:: GIVEN REQUEST ::
Copy the lines below verbatim.

Lists of layout items with boxes
_ _ _

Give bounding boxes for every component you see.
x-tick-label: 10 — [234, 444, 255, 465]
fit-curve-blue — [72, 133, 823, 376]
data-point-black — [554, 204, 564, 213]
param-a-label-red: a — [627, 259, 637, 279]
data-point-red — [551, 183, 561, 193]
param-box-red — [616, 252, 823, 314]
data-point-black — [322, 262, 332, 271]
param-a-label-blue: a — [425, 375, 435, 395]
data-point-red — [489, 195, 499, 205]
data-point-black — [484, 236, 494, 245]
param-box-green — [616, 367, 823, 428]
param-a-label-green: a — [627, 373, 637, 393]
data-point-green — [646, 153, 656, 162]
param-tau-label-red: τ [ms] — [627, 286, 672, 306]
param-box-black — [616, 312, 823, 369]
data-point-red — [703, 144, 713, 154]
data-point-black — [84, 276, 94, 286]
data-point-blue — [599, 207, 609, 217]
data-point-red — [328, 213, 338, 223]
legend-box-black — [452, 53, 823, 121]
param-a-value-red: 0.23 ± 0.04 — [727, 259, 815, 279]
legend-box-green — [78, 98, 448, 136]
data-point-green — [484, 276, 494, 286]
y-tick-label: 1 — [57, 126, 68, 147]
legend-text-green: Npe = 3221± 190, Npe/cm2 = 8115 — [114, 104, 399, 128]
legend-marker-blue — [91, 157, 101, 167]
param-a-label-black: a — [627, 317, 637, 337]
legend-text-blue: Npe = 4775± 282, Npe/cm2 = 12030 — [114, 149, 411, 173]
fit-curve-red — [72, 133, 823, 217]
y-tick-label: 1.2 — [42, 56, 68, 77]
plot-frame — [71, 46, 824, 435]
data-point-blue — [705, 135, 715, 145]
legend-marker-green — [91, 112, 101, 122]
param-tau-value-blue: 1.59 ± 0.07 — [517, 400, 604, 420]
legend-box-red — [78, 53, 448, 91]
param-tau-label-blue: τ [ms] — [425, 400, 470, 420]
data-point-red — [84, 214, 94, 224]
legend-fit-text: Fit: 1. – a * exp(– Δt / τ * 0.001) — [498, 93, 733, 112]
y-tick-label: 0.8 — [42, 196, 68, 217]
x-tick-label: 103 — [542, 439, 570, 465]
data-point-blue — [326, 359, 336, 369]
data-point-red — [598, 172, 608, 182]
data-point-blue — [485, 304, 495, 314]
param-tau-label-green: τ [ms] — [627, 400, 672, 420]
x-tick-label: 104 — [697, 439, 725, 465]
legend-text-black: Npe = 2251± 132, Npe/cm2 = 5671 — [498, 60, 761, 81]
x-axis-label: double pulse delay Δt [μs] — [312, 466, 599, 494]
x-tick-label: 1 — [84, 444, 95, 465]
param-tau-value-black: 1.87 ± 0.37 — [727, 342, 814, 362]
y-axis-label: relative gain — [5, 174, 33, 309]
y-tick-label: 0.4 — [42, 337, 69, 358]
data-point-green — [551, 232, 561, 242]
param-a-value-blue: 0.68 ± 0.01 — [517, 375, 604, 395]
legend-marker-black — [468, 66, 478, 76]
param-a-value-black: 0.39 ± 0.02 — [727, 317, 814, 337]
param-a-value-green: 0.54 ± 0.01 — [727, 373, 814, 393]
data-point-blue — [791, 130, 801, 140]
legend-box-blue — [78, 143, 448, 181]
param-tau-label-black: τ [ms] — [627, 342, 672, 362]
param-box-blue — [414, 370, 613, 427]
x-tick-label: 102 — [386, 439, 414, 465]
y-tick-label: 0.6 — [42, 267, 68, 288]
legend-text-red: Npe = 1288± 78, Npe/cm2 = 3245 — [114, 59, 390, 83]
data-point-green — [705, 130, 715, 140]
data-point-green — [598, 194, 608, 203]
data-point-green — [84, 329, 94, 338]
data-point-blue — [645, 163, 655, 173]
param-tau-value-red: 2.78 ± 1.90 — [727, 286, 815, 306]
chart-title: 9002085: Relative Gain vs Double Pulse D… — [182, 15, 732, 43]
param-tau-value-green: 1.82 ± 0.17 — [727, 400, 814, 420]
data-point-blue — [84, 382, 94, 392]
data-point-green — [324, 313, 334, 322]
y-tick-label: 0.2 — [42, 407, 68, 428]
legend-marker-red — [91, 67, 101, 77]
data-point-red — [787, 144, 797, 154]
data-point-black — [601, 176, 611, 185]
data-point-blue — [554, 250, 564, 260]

_ _ _

:: PROBLEM SOLUTION ::
Give bounding boxes for every component you see.
x-tick-label: 10 — [234, 444, 255, 465]
fit-curve-blue — [72, 133, 823, 376]
data-point-black — [554, 204, 564, 213]
param-a-label-red: a — [627, 259, 637, 279]
data-point-red — [551, 183, 561, 193]
param-box-red — [616, 252, 823, 314]
data-point-black — [322, 262, 332, 271]
param-a-label-blue: a — [425, 375, 435, 395]
data-point-red — [489, 195, 499, 205]
data-point-black — [484, 236, 494, 245]
param-box-green — [616, 367, 823, 428]
param-a-label-green: a — [627, 373, 637, 393]
data-point-green — [646, 153, 656, 162]
param-tau-label-red: τ [ms] — [627, 286, 672, 306]
param-box-black — [616, 312, 823, 369]
data-point-red — [703, 144, 713, 154]
data-point-black — [84, 276, 94, 286]
data-point-blue — [599, 207, 609, 217]
data-point-red — [328, 213, 338, 223]
legend-box-black — [452, 53, 823, 121]
param-a-value-red: 0.23 ± 0.04 — [727, 259, 815, 279]
legend-box-green — [78, 98, 448, 136]
data-point-green — [484, 276, 494, 286]
y-tick-label: 1 — [57, 126, 68, 147]
legend-text-green: Npe = 3221± 190, Npe/cm2 = 8115 — [114, 104, 399, 128]
legend-marker-blue — [91, 157, 101, 167]
param-a-label-black: a — [627, 317, 637, 337]
legend-text-blue: Npe = 4775± 282, Npe/cm2 = 12030 — [114, 149, 411, 173]
fit-curve-red — [72, 133, 823, 217]
y-tick-label: 1.2 — [42, 56, 68, 77]
plot-frame — [71, 46, 824, 435]
data-point-blue — [705, 135, 715, 145]
legend-marker-green — [91, 112, 101, 122]
param-tau-value-blue: 1.59 ± 0.07 — [517, 400, 604, 420]
legend-box-red — [78, 53, 448, 91]
param-tau-label-blue: τ [ms] — [425, 400, 470, 420]
data-point-red — [84, 214, 94, 224]
legend-fit-text: Fit: 1. – a * exp(– Δt / τ * 0.001) — [498, 93, 733, 112]
y-tick-label: 0.8 — [42, 196, 68, 217]
x-tick-label: 103 — [542, 439, 570, 465]
data-point-blue — [326, 359, 336, 369]
data-point-red — [598, 172, 608, 182]
data-point-blue — [485, 304, 495, 314]
param-tau-label-green: τ [ms] — [627, 400, 672, 420]
x-tick-label: 104 — [697, 439, 725, 465]
legend-text-black: Npe = 2251± 132, Npe/cm2 = 5671 — [498, 60, 761, 81]
x-axis-label: double pulse delay Δt [μs] — [312, 466, 599, 494]
x-tick-label: 1 — [84, 444, 95, 465]
param-tau-value-black: 1.87 ± 0.37 — [727, 342, 814, 362]
y-axis-label: relative gain — [5, 174, 33, 309]
y-tick-label: 0.4 — [42, 337, 69, 358]
data-point-green — [551, 232, 561, 242]
param-a-value-blue: 0.68 ± 0.01 — [517, 375, 604, 395]
legend-marker-black — [468, 66, 478, 76]
param-a-value-black: 0.39 ± 0.02 — [727, 317, 814, 337]
param-a-value-green: 0.54 ± 0.01 — [727, 373, 814, 393]
data-point-blue — [791, 130, 801, 140]
legend-box-blue — [78, 143, 448, 181]
param-tau-label-black: τ [ms] — [627, 342, 672, 362]
param-box-blue — [414, 370, 613, 427]
x-tick-label: 102 — [386, 439, 414, 465]
y-tick-label: 0.6 — [42, 267, 68, 288]
legend-text-red: Npe = 1288± 78, Npe/cm2 = 3245 — [114, 59, 390, 83]
data-point-green — [705, 130, 715, 140]
data-point-green — [598, 194, 608, 203]
data-point-green — [84, 329, 94, 338]
data-point-blue — [645, 163, 655, 173]
param-tau-value-red: 2.78 ± 1.90 — [727, 286, 815, 306]
chart-title: 9002085: Relative Gain vs Double Pulse D… — [182, 15, 732, 43]
param-tau-value-green: 1.82 ± 0.17 — [727, 400, 814, 420]
data-point-blue — [84, 382, 94, 392]
data-point-green — [324, 313, 334, 322]
y-tick-label: 0.2 — [42, 407, 68, 428]
legend-marker-red — [91, 67, 101, 77]
data-point-red — [787, 144, 797, 154]
data-point-black — [601, 176, 611, 185]
data-point-blue — [554, 250, 564, 260]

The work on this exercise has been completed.